Dataset entries:
☆ ☆ ☆ ☆ ☆ ☆ ☆

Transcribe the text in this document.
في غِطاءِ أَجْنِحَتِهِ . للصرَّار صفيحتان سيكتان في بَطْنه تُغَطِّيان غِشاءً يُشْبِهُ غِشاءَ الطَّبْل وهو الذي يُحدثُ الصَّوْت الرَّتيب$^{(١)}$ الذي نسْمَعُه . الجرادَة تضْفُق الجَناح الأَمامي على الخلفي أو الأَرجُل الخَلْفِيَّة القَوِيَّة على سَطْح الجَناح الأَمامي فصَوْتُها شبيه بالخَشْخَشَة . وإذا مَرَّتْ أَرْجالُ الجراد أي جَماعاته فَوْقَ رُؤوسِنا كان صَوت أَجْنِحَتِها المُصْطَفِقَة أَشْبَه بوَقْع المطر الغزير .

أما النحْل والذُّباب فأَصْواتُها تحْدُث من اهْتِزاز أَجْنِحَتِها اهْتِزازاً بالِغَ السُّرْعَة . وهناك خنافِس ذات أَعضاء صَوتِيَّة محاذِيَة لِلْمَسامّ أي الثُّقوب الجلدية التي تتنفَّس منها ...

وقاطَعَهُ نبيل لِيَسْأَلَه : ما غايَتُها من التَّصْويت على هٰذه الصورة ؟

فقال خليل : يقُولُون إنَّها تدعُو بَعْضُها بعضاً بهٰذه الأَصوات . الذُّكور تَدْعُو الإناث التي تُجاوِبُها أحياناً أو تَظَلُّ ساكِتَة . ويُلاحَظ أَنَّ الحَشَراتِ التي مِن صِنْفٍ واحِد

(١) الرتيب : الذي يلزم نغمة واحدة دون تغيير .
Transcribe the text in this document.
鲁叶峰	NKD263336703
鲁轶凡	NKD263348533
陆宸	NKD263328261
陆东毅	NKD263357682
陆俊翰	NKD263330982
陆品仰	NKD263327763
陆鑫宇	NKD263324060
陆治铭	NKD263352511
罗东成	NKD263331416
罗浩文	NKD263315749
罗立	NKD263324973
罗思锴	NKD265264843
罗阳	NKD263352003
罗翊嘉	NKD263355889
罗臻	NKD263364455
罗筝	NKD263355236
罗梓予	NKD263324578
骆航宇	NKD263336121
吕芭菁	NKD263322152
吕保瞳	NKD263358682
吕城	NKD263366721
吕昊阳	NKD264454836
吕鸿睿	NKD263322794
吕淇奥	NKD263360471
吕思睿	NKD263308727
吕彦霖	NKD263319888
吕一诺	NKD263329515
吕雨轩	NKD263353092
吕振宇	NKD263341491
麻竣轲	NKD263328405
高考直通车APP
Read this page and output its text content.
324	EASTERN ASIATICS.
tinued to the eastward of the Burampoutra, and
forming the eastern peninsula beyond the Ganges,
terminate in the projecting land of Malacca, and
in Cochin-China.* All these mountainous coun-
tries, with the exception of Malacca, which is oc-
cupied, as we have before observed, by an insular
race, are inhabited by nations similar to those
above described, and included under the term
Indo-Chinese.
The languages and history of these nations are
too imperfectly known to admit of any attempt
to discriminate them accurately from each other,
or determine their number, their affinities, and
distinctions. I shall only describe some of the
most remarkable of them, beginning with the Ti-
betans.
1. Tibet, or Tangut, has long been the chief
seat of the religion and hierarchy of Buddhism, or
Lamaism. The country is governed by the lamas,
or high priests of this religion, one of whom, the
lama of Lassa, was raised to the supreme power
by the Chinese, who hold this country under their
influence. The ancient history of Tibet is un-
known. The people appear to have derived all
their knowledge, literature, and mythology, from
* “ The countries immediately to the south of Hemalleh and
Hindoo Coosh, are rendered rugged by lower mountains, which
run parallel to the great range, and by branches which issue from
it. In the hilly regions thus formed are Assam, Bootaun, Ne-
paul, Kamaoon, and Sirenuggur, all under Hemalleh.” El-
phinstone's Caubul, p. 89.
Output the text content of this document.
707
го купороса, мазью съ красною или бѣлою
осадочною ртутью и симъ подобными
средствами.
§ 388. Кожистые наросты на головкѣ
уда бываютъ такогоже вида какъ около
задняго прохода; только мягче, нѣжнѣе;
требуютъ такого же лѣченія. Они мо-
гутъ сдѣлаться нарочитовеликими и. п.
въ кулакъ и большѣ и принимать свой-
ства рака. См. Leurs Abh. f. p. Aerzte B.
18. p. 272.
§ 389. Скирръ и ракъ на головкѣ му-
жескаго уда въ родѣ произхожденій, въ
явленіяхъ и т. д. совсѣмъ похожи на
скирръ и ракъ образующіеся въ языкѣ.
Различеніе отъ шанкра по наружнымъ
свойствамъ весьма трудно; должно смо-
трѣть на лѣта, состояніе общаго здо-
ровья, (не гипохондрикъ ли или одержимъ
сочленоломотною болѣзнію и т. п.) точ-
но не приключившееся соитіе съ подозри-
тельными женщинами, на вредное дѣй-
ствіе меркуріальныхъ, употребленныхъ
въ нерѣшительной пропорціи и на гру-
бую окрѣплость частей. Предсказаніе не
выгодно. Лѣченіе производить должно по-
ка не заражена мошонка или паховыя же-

☆ ☆ ☆ ☆ ☆ ☆ ☆

> _Short problem_: Repeat the listing in full, keeping every line exactly as it is.

> _Response below_:
Transcribe the text in this document.
في غِطاءِ أَجْنِحَتِهِ . للصرَّار صفيحتان سيكتان في بَطْنه تُغَطِّيان غِشاءً يُشْبِهُ غِشاءَ الطَّبْل وهو الذي يُحدثُ الصَّوْت الرَّتيب$^{(١)}$ الذي نسْمَعُه . الجرادَة تضْفُق الجَناح الأَمامي على الخلفي أو الأَرجُل الخَلْفِيَّة القَوِيَّة على سَطْح الجَناح الأَمامي فصَوْتُها شبيه بالخَشْخَشَة . وإذا مَرَّتْ أَرْجالُ الجراد أي جَماعاته فَوْقَ رُؤوسِنا كان صَوت أَجْنِحَتِها المُصْطَفِقَة أَشْبَه بوَقْع المطر الغزير .

أما النحْل والذُّباب فأَصْواتُها تحْدُث من اهْتِزاز أَجْنِحَتِها اهْتِزازاً بالِغَ السُّرْعَة . وهناك خنافِس ذات أَعضاء صَوتِيَّة محاذِيَة لِلْمَسامّ أي الثُّقوب الجلدية التي تتنفَّس منها ...

وقاطَعَهُ نبيل لِيَسْأَلَه : ما غايَتُها من التَّصْويت على هٰذه الصورة ؟

فقال خليل : يقُولُون إنَّها تدعُو بَعْضُها بعضاً بهٰذه الأَصوات . الذُّكور تَدْعُو الإناث التي تُجاوِبُها أحياناً أو تَظَلُّ ساكِتَة . ويُلاحَظ أَنَّ الحَشَراتِ التي مِن صِنْفٍ واحِد

(١) الرتيب : الذي يلزم نغمة واحدة دون تغيير .
Transcribe the text in this document.
鲁叶峰	NKD263336703
鲁轶凡	NKD263348533
陆宸	NKD263328261
陆东毅	NKD263357682
陆俊翰	NKD263330982
陆品仰	NKD263327763
陆鑫宇	NKD263324060
陆治铭	NKD263352511
罗东成	NKD263331416
罗浩文	NKD263315749
罗立	NKD263324973
罗思锴	NKD265264843
罗阳	NKD263352003
罗翊嘉	NKD263355889
罗臻	NKD263364455
罗筝	NKD263355236
罗梓予	NKD263324578
骆航宇	NKD263336121
吕芭菁	NKD263322152
吕保瞳	NKD263358682
吕城	NKD263366721
吕昊阳	NKD264454836
吕鸿睿	NKD263322794
吕淇奥	NKD263360471
吕思睿	NKD263308727
吕彦霖	NKD263319888
吕一诺	NKD263329515
吕雨轩	NKD263353092
吕振宇	NKD263341491
麻竣轲	NKD263328405
高考直通车APP
Read this page and output its text content.
324	EASTERN ASIATICS.
tinued to the eastward of the Burampoutra, and
forming the eastern peninsula beyond the Ganges,
terminate in the projecting land of Malacca, and
in Cochin-China.* All these mountainous coun-
tries, with the exception of Malacca, which is oc-
cupied, as we have before observed, by an insular
race, are inhabited by nations similar to those
above described, and included under the term
Indo-Chinese.
The languages and history of these nations are
too imperfectly known to admit of any attempt
to discriminate them accurately from each other,
or determine their number, their affinities, and
distinctions. I shall only describe some of the
most remarkable of them, beginning with the Ti-
betans.
1. Tibet, or Tangut, has long been the chief
seat of the religion and hierarchy of Buddhism, or
Lamaism. The country is governed by the lamas,
or high priests of this religion, one of whom, the
lama of Lassa, was raised to the supreme power
by the Chinese, who hold this country under their
influence. The ancient history of Tibet is un-
known. The people appear to have derived all
their knowledge, literature, and mythology, from
* “ The countries immediately to the south of Hemalleh and
Hindoo Coosh, are rendered rugged by lower mountains, which
run parallel to the great range, and by branches which issue from
it. In the hilly regions thus formed are Assam, Bootaun, Ne-
paul, Kamaoon, and Sirenuggur, all under Hemalleh.” El-
phinstone's Caubul, p. 89.
Output the text content of this document.
707
го купороса, мазью съ красною или бѣлою
осадочною ртутью и симъ подобными
средствами.
§ 388. Кожистые наросты на головкѣ
уда бываютъ такогоже вида какъ около
задняго прохода; только мягче, нѣжнѣе;
требуютъ такого же лѣченія. Они мо-
гутъ сдѣлаться нарочитовеликими и. п.
въ кулакъ и большѣ и принимать свой-
ства рака. См. Leurs Abh. f. p. Aerzte B.
18. p. 272.
§ 389. Скирръ и ракъ на головкѣ му-
жескаго уда въ родѣ произхожденій, въ
явленіяхъ и т. д. совсѣмъ похожи на
скирръ и ракъ образующіеся въ языкѣ.
Различеніе отъ шанкра по наружнымъ
свойствамъ весьма трудно; должно смо-
трѣть на лѣта, состояніе общаго здо-
ровья, (не гипохондрикъ ли или одержимъ
сочленоломотною болѣзнію и т. п.) точ-
но не приключившееся соитіе съ подозри-
тельными женщинами, на вредное дѣй-
ствіе меркуріальныхъ, употребленныхъ
въ нерѣшительной пропорціи и на гру-
бую окрѣплость частей. Предсказаніе не
выгодно. Лѣченіе производить должно по-
ка не заражена мошонка или паховыя же-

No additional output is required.